◆ **Stated problem**
Make an exact copy of all the entries, with the pictures left out.

-------- Dataset content --------

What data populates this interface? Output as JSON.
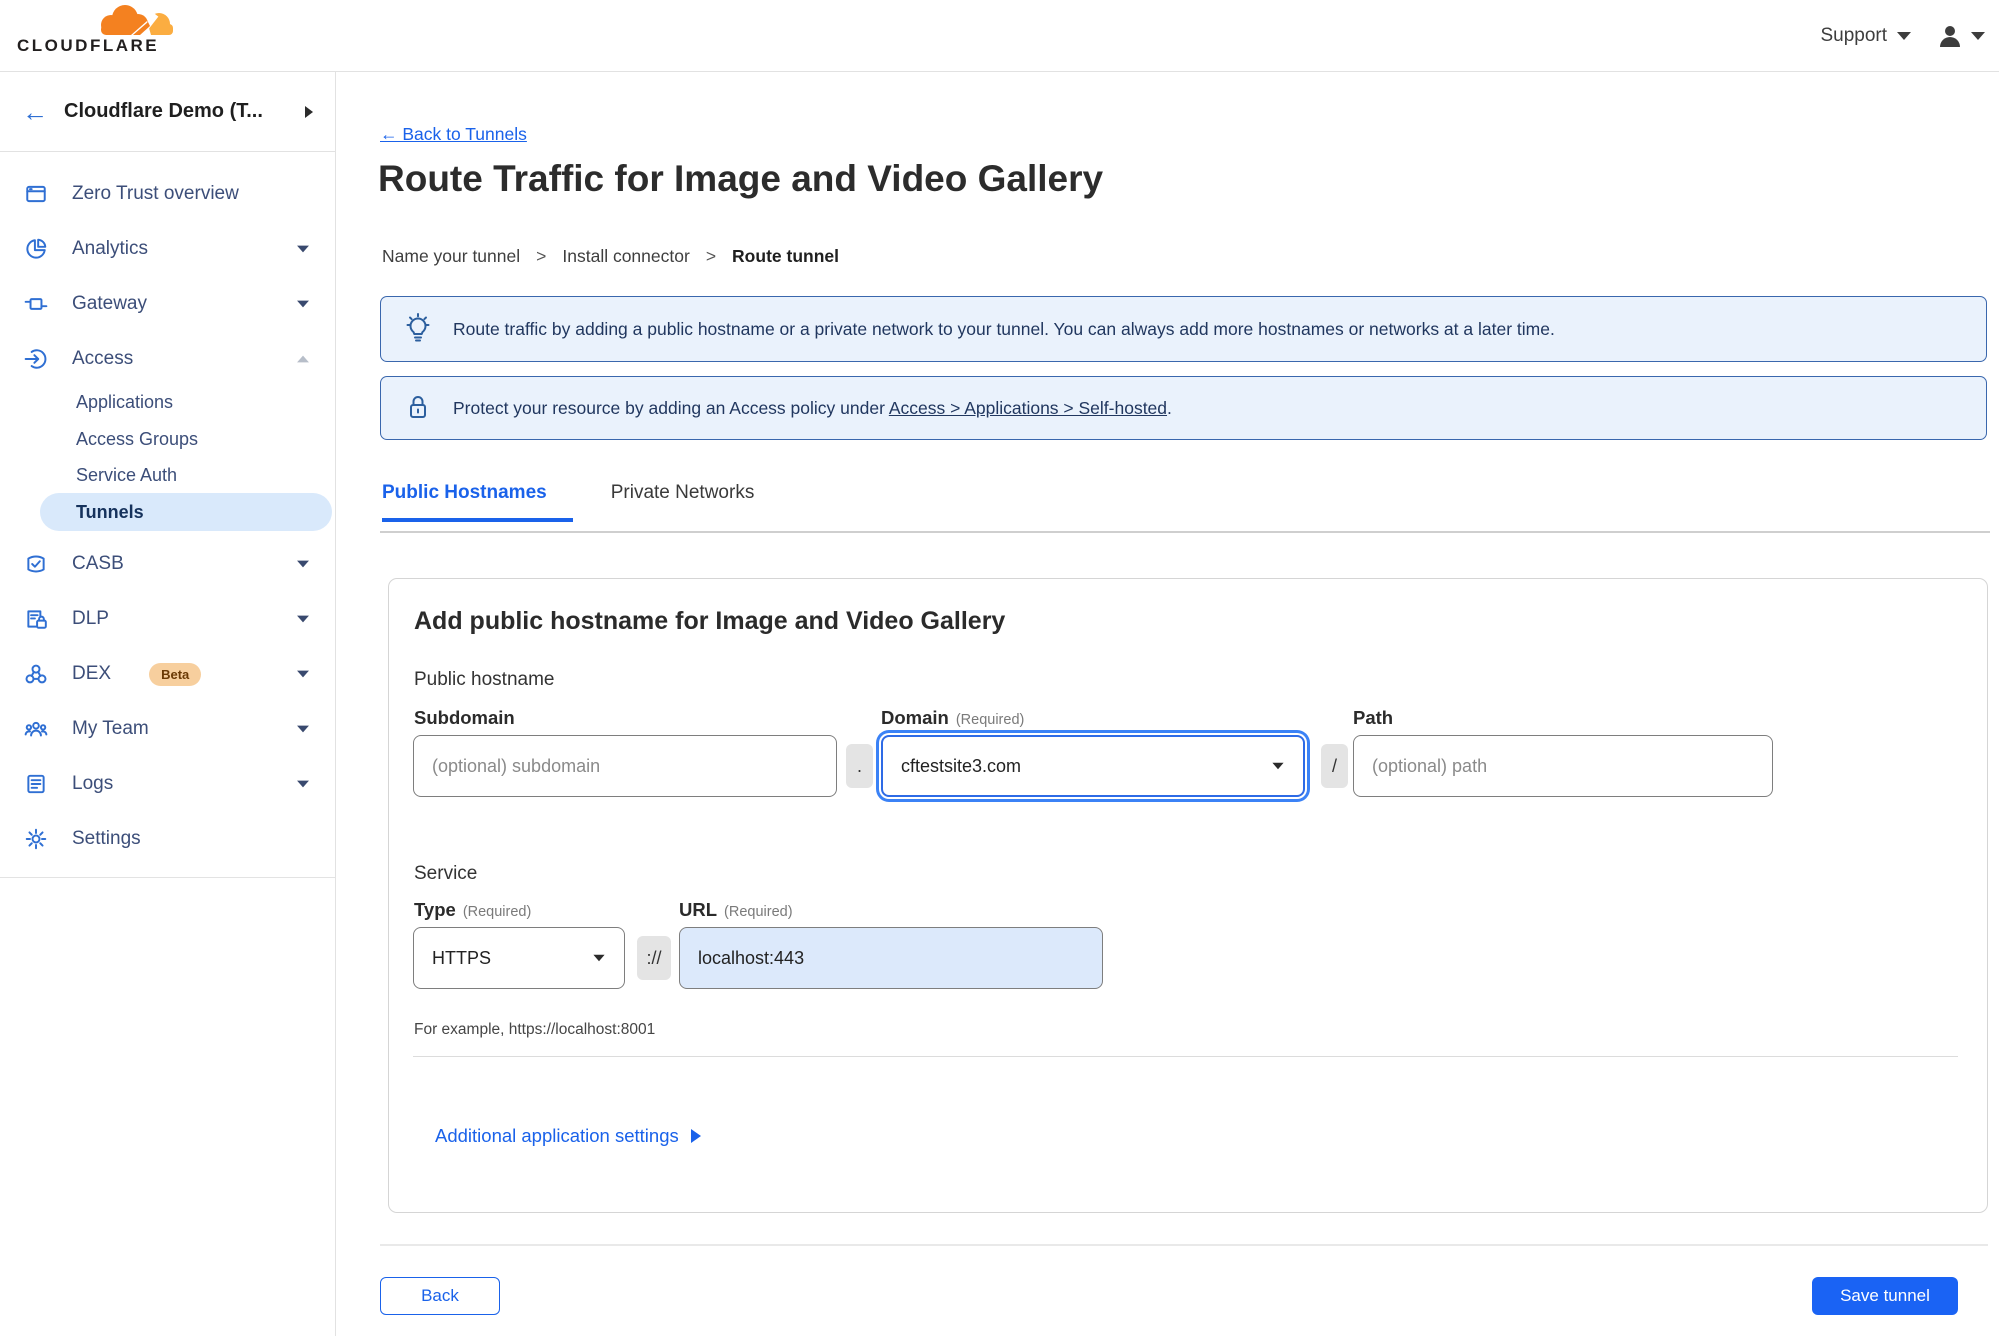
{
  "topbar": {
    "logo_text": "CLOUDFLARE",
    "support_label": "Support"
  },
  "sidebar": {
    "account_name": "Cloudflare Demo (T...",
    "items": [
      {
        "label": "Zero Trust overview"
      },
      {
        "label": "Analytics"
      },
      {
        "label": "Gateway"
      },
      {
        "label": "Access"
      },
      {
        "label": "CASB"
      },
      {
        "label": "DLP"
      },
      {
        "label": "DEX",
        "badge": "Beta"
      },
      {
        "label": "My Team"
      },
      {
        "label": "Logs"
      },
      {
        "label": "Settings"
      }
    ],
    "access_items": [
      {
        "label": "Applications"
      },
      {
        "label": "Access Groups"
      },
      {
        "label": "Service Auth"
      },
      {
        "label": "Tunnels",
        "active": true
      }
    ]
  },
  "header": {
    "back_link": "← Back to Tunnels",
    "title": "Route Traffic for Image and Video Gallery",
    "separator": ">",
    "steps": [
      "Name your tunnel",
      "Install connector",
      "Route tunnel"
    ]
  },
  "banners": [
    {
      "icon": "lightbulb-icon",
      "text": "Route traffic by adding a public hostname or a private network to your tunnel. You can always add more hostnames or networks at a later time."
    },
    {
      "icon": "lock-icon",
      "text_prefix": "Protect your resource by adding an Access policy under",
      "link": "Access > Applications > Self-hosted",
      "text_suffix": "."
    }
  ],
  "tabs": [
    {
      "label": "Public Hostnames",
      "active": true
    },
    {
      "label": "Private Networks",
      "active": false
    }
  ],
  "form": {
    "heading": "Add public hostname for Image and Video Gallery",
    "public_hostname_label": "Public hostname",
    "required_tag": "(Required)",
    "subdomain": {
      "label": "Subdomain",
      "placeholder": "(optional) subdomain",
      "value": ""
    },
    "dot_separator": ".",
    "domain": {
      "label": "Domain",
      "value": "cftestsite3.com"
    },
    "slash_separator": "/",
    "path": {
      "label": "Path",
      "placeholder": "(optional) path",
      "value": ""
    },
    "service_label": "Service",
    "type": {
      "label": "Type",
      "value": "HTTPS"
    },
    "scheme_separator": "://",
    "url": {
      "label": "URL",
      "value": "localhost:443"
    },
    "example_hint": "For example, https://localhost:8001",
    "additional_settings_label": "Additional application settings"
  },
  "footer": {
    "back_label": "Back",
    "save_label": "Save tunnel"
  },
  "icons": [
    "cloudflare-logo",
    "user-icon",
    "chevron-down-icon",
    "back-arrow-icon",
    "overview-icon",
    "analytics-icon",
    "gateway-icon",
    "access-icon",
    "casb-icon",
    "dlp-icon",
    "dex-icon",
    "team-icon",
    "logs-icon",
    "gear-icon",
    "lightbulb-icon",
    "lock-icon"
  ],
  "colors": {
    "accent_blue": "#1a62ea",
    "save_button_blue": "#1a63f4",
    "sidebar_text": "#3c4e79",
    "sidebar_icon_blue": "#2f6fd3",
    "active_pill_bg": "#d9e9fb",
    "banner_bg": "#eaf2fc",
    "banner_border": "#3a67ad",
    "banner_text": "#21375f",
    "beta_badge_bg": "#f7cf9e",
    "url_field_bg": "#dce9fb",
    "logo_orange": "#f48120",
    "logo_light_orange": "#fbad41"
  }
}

--------

◆ **Result**
What data populates this interface? Output as JSON.
{
  "topbar": {
    "logo_text": "CLOUDFLARE",
    "support_label": "Support"
  },
  "sidebar": {
    "account_name": "Cloudflare Demo (T...",
    "items": [
      {
        "label": "Zero Trust overview"
      },
      {
        "label": "Analytics"
      },
      {
        "label": "Gateway"
      },
      {
        "label": "Access"
      },
      {
        "label": "CASB"
      },
      {
        "label": "DLP"
      },
      {
        "label": "DEX",
        "badge": "Beta"
      },
      {
        "label": "My Team"
      },
      {
        "label": "Logs"
      },
      {
        "label": "Settings"
      }
    ],
    "access_items": [
      {
        "label": "Applications"
      },
      {
        "label": "Access Groups"
      },
      {
        "label": "Service Auth"
      },
      {
        "label": "Tunnels",
        "active": true
      }
    ]
  },
  "header": {
    "back_link": "← Back to Tunnels",
    "title": "Route Traffic for Image and Video Gallery",
    "separator": ">",
    "steps": [
      "Name your tunnel",
      "Install connector",
      "Route tunnel"
    ]
  },
  "banners": [
    {
      "icon": "lightbulb-icon",
      "text": "Route traffic by adding a public hostname or a private network to your tunnel. You can always add more hostnames or networks at a later time."
    },
    {
      "icon": "lock-icon",
      "text_prefix": "Protect your resource by adding an Access policy under",
      "link": "Access > Applications > Self-hosted",
      "text_suffix": "."
    }
  ],
  "tabs": [
    {
      "label": "Public Hostnames",
      "active": true
    },
    {
      "label": "Private Networks",
      "active": false
    }
  ],
  "form": {
    "heading": "Add public hostname for Image and Video Gallery",
    "public_hostname_label": "Public hostname",
    "required_tag": "(Required)",
    "subdomain": {
      "label": "Subdomain",
      "placeholder": "(optional) subdomain",
      "value": ""
    },
    "dot_separator": ".",
    "domain": {
      "label": "Domain",
      "value": "cftestsite3.com"
    },
    "slash_separator": "/",
    "path": {
      "label": "Path",
      "placeholder": "(optional) path",
      "value": ""
    },
    "service_label": "Service",
    "type": {
      "label": "Type",
      "value": "HTTPS"
    },
    "scheme_separator": "://",
    "url": {
      "label": "URL",
      "value": "localhost:443"
    },
    "example_hint": "For example, https://localhost:8001",
    "additional_settings_label": "Additional application settings"
  },
  "footer": {
    "back_label": "Back",
    "save_label": "Save tunnel"
  },
  "icons": [
    "cloudflare-logo",
    "user-icon",
    "chevron-down-icon",
    "back-arrow-icon",
    "overview-icon",
    "analytics-icon",
    "gateway-icon",
    "access-icon",
    "casb-icon",
    "dlp-icon",
    "dex-icon",
    "team-icon",
    "logs-icon",
    "gear-icon",
    "lightbulb-icon",
    "lock-icon"
  ],
  "colors": {
    "accent_blue": "#1a62ea",
    "save_button_blue": "#1a63f4",
    "sidebar_text": "#3c4e79",
    "sidebar_icon_blue": "#2f6fd3",
    "active_pill_bg": "#d9e9fb",
    "banner_bg": "#eaf2fc",
    "banner_border": "#3a67ad",
    "banner_text": "#21375f",
    "beta_badge_bg": "#f7cf9e",
    "url_field_bg": "#dce9fb",
    "logo_orange": "#f48120",
    "logo_light_orange": "#fbad41"
  }
}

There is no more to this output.